# WHAT NEEDS TO BE DONE
Transcribe the data that follows precisely, omitting nothing.

>> start

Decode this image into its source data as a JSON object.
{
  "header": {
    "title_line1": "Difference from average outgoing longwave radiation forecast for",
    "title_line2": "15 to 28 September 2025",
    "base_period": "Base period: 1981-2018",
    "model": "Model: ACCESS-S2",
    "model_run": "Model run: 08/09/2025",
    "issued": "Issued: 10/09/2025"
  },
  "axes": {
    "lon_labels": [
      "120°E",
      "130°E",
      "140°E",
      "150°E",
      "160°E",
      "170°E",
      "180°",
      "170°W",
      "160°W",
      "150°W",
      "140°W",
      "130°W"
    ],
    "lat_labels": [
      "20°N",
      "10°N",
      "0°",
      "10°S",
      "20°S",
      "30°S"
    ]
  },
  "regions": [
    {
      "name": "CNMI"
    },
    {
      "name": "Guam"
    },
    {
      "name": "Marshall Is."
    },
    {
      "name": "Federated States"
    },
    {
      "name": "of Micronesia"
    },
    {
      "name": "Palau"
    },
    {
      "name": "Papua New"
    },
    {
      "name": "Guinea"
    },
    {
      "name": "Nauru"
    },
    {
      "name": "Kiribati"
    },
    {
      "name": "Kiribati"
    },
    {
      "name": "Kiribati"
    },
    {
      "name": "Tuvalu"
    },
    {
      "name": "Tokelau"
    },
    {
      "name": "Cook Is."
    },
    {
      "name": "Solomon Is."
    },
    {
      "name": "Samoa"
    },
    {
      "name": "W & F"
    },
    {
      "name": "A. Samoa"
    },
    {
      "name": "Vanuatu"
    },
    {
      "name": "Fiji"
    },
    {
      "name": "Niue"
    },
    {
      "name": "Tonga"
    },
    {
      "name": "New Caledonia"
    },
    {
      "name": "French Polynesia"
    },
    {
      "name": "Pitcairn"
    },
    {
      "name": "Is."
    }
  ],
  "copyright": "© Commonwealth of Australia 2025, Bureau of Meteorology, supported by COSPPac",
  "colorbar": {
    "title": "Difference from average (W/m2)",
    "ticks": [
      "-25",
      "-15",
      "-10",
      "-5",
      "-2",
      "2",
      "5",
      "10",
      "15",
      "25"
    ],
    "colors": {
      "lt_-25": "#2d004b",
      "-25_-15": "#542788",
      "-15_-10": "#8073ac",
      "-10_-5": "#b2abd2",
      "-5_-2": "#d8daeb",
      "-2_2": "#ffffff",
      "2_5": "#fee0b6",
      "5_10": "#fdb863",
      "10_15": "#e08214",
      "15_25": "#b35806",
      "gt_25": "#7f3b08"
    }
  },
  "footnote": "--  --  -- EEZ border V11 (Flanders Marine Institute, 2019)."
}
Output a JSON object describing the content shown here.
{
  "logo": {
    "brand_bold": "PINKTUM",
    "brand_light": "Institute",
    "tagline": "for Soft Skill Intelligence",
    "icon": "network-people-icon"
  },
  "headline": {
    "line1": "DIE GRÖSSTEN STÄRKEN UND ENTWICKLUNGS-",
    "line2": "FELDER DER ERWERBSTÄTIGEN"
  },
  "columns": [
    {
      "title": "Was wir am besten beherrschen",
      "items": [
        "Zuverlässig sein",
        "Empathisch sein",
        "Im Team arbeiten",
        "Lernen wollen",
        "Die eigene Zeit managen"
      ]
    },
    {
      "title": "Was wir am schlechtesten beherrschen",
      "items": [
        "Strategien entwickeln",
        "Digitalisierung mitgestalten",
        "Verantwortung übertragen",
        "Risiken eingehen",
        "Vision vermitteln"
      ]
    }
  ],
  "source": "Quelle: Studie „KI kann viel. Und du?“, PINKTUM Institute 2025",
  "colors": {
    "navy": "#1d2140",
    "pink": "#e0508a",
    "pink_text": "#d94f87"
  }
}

>> end

# OUTPUT BELOW
Decode this image into its source data as a JSON object.
{
  "header": {
    "title_line1": "Difference from average outgoing longwave radiation forecast for",
    "title_line2": "15 to 28 September 2025",
    "base_period": "Base period: 1981-2018",
    "model": "Model: ACCESS-S2",
    "model_run": "Model run: 08/09/2025",
    "issued": "Issued: 10/09/2025"
  },
  "axes": {
    "lon_labels": [
      "120°E",
      "130°E",
      "140°E",
      "150°E",
      "160°E",
      "170°E",
      "180°",
      "170°W",
      "160°W",
      "150°W",
      "140°W",
      "130°W"
    ],
    "lat_labels": [
      "20°N",
      "10°N",
      "0°",
      "10°S",
      "20°S",
      "30°S"
    ]
  },
  "regions": [
    {
      "name": "CNMI"
    },
    {
      "name": "Guam"
    },
    {
      "name": "Marshall Is."
    },
    {
      "name": "Federated States"
    },
    {
      "name": "of Micronesia"
    },
    {
      "name": "Palau"
    },
    {
      "name": "Papua New"
    },
    {
      "name": "Guinea"
    },
    {
      "name": "Nauru"
    },
    {
      "name": "Kiribati"
    },
    {
      "name": "Kiribati"
    },
    {
      "name": "Kiribati"
    },
    {
      "name": "Tuvalu"
    },
    {
      "name": "Tokelau"
    },
    {
      "name": "Cook Is."
    },
    {
      "name": "Solomon Is."
    },
    {
      "name": "Samoa"
    },
    {
      "name": "W & F"
    },
    {
      "name": "A. Samoa"
    },
    {
      "name": "Vanuatu"
    },
    {
      "name": "Fiji"
    },
    {
      "name": "Niue"
    },
    {
      "name": "Tonga"
    },
    {
      "name": "New Caledonia"
    },
    {
      "name": "French Polynesia"
    },
    {
      "name": "Pitcairn"
    },
    {
      "name": "Is."
    }
  ],
  "copyright": "© Commonwealth of Australia 2025, Bureau of Meteorology, supported by COSPPac",
  "colorbar": {
    "title": "Difference from average (W/m2)",
    "ticks": [
      "-25",
      "-15",
      "-10",
      "-5",
      "-2",
      "2",
      "5",
      "10",
      "15",
      "25"
    ],
    "colors": {
      "lt_-25": "#2d004b",
      "-25_-15": "#542788",
      "-15_-10": "#8073ac",
      "-10_-5": "#b2abd2",
      "-5_-2": "#d8daeb",
      "-2_2": "#ffffff",
      "2_5": "#fee0b6",
      "5_10": "#fdb863",
      "10_15": "#e08214",
      "15_25": "#b35806",
      "gt_25": "#7f3b08"
    }
  },
  "footnote": "--  --  -- EEZ border V11 (Flanders Marine Institute, 2019)."
}
Output a JSON object describing the content shown here.
{
  "logo": {
    "brand_bold": "PINKTUM",
    "brand_light": "Institute",
    "tagline": "for Soft Skill Intelligence",
    "icon": "network-people-icon"
  },
  "headline": {
    "line1": "DIE GRÖSSTEN STÄRKEN UND ENTWICKLUNGS-",
    "line2": "FELDER DER ERWERBSTÄTIGEN"
  },
  "columns": [
    {
      "title": "Was wir am besten beherrschen",
      "items": [
        "Zuverlässig sein",
        "Empathisch sein",
        "Im Team arbeiten",
        "Lernen wollen",
        "Die eigene Zeit managen"
      ]
    },
    {
      "title": "Was wir am schlechtesten beherrschen",
      "items": [
        "Strategien entwickeln",
        "Digitalisierung mitgestalten",
        "Verantwortung übertragen",
        "Risiken eingehen",
        "Vision vermitteln"
      ]
    }
  ],
  "source": "Quelle: Studie „KI kann viel. Und du?“, PINKTUM Institute 2025",
  "colors": {
    "navy": "#1d2140",
    "pink": "#e0508a",
    "pink_text": "#d94f87"
  }
}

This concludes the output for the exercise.